◆ TASK PROMPT
Transcribe the records that follow. Keep every word exactly, and drop the pictures.

◆ DATA ENTRIES
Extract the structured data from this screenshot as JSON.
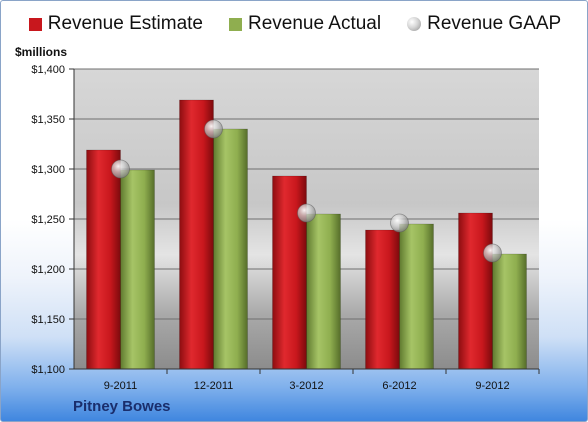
{
  "legend": [
    {
      "label": "Revenue Estimate",
      "color": "#c8171d",
      "marker": "box"
    },
    {
      "label": "Revenue Actual",
      "color": "#8fae4f",
      "marker": "box"
    },
    {
      "label": "Revenue GAAP",
      "color": "#c4c4c4",
      "marker": "circle"
    }
  ],
  "units_label": "$millions",
  "company_label": "Pitney Bowes",
  "chart_data": {
    "type": "bar",
    "categories": [
      "9-2011",
      "12-2011",
      "3-2012",
      "6-2012",
      "9-2012"
    ],
    "series": [
      {
        "name": "Revenue Estimate",
        "values": [
          1319,
          1369,
          1293,
          1239,
          1256
        ],
        "color": "#c8171d",
        "mark": "bar"
      },
      {
        "name": "Revenue Actual",
        "values": [
          1299,
          1340,
          1255,
          1245,
          1215
        ],
        "color": "#8fae4f",
        "mark": "bar"
      },
      {
        "name": "Revenue GAAP",
        "values": [
          1300,
          1340,
          1256,
          1246,
          1216
        ],
        "color": "#c4c4c4",
        "mark": "point"
      }
    ],
    "ylim": [
      1100,
      1400
    ],
    "yticks": [
      1100,
      1150,
      1200,
      1250,
      1300,
      1350,
      1400
    ],
    "ytick_labels": [
      "$1,100",
      "$1,150",
      "$1,200",
      "$1,250",
      "$1,300",
      "$1,350",
      "$1,400"
    ],
    "grid": true,
    "legend_position": "top"
  }
}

◆ FINAL ANSWER
Extract the structured data from this screenshot as JSON.
{
  "legend": [
    {
      "label": "Revenue Estimate",
      "color": "#c8171d",
      "marker": "box"
    },
    {
      "label": "Revenue Actual",
      "color": "#8fae4f",
      "marker": "box"
    },
    {
      "label": "Revenue GAAP",
      "color": "#c4c4c4",
      "marker": "circle"
    }
  ],
  "units_label": "$millions",
  "company_label": "Pitney Bowes",
  "chart_data": {
    "type": "bar",
    "categories": [
      "9-2011",
      "12-2011",
      "3-2012",
      "6-2012",
      "9-2012"
    ],
    "series": [
      {
        "name": "Revenue Estimate",
        "values": [
          1319,
          1369,
          1293,
          1239,
          1256
        ],
        "color": "#c8171d",
        "mark": "bar"
      },
      {
        "name": "Revenue Actual",
        "values": [
          1299,
          1340,
          1255,
          1245,
          1215
        ],
        "color": "#8fae4f",
        "mark": "bar"
      },
      {
        "name": "Revenue GAAP",
        "values": [
          1300,
          1340,
          1256,
          1246,
          1216
        ],
        "color": "#c4c4c4",
        "mark": "point"
      }
    ],
    "ylim": [
      1100,
      1400
    ],
    "yticks": [
      1100,
      1150,
      1200,
      1250,
      1300,
      1350,
      1400
    ],
    "ytick_labels": [
      "$1,100",
      "$1,150",
      "$1,200",
      "$1,250",
      "$1,300",
      "$1,350",
      "$1,400"
    ],
    "grid": true,
    "legend_position": "top"
  }
}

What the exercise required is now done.